_WORK TO BE COMPLETED_
Return all lines from the listing below in which the string "besten" occurs.

** Begin GIVEN DATA **

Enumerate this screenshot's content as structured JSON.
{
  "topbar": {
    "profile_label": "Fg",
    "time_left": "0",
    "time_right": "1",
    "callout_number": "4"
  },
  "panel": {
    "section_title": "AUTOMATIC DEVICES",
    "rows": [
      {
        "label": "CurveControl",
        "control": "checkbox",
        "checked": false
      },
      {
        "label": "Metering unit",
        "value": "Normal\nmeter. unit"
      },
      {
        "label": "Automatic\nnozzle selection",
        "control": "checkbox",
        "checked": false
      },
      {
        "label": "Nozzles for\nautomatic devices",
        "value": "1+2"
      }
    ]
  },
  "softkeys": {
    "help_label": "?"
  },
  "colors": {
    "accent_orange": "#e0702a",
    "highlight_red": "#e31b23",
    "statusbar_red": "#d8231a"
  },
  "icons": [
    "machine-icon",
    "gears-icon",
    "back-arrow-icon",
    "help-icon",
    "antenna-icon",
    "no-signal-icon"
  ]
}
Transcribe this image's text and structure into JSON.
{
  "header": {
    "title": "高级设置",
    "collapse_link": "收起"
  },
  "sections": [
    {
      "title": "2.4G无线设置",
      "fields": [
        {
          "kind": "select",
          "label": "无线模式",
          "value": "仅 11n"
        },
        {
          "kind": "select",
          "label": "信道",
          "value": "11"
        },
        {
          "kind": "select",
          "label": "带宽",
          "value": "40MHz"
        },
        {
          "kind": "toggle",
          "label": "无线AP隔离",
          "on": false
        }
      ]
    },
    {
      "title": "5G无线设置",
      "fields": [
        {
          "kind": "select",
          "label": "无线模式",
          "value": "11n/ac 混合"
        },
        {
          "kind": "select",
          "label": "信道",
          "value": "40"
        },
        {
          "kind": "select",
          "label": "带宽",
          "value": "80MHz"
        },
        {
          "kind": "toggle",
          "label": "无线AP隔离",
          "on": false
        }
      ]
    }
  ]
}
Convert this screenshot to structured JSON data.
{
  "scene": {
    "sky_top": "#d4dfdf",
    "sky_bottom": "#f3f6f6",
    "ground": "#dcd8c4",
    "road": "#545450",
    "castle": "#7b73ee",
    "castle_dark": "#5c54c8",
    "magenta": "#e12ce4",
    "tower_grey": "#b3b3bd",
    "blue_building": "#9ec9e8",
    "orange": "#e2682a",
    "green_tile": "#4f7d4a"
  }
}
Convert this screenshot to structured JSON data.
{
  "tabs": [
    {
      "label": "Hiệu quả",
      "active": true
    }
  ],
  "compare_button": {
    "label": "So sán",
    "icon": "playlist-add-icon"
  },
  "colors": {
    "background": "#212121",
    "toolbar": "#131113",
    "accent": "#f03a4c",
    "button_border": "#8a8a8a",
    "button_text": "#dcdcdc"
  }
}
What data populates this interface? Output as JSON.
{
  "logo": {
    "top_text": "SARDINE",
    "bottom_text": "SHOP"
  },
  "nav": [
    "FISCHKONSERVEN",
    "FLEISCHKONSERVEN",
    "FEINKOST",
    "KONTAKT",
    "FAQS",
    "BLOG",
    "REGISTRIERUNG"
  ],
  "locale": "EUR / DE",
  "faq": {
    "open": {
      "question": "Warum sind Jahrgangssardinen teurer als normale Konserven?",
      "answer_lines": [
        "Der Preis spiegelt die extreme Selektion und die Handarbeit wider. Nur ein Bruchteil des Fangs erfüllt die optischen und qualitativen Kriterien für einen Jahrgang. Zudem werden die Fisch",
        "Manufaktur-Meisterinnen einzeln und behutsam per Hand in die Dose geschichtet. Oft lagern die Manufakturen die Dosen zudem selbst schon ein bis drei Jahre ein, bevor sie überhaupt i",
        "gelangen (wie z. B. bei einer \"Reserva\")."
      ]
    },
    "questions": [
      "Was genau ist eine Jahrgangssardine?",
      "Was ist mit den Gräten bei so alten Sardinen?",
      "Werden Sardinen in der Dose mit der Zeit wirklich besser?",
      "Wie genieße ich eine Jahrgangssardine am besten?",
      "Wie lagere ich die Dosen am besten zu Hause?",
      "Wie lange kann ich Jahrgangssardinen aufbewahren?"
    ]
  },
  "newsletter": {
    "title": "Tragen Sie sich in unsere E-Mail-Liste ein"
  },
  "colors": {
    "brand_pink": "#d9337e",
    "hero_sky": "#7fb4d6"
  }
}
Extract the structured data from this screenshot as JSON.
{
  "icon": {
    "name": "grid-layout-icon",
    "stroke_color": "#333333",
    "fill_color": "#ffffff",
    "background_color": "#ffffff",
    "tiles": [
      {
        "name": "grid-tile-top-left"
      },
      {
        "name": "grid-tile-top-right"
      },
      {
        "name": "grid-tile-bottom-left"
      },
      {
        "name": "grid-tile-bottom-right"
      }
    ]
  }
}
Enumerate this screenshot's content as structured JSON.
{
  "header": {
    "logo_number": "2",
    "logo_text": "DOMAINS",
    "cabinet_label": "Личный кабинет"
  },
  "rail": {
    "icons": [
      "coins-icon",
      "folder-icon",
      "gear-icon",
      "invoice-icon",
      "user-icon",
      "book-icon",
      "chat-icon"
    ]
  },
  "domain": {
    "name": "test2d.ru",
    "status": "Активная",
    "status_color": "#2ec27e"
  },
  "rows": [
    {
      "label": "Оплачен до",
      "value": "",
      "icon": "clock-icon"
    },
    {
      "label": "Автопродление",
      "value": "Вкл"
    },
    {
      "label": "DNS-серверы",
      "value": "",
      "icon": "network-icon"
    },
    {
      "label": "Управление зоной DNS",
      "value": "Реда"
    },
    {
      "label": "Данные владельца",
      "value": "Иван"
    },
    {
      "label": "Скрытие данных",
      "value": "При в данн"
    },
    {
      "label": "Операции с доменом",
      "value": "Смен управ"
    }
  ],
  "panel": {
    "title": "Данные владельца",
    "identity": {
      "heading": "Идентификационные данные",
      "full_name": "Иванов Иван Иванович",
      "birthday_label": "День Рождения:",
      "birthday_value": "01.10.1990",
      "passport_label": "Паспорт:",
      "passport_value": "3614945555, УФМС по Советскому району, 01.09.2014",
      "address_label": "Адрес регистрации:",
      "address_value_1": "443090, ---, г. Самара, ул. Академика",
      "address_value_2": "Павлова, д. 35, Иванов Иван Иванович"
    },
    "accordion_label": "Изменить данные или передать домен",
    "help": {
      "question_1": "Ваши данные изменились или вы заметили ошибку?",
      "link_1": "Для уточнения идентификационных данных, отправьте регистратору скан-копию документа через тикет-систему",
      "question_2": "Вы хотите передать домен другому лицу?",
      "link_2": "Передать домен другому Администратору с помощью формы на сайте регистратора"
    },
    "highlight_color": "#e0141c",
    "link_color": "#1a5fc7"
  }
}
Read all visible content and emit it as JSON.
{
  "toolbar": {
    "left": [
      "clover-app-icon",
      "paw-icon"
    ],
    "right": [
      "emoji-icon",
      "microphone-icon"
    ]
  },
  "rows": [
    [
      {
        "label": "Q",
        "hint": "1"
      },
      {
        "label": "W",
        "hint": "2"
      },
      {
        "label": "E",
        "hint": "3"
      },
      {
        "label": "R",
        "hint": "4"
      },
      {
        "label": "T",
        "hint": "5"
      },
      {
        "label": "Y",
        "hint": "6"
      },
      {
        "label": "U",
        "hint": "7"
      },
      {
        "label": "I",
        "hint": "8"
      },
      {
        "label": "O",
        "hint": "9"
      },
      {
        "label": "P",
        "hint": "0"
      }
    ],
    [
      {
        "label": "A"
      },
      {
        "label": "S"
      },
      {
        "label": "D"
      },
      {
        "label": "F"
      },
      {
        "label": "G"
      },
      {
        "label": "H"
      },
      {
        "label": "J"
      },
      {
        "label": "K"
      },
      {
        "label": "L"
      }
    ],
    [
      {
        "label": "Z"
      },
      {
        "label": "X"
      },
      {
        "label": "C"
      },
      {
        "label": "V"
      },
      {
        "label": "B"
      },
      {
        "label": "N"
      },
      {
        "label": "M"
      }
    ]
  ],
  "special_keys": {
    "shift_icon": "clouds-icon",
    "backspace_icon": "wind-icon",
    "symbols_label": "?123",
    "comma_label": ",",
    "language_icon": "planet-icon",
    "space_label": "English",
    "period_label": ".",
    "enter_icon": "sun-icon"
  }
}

** End GIVEN DATA **

_THE OUTPUT_
      "Wie genieße ich eine Jahrgangssardine am besten?",
      "Wie lagere ich die Dosen am besten zu Hause?",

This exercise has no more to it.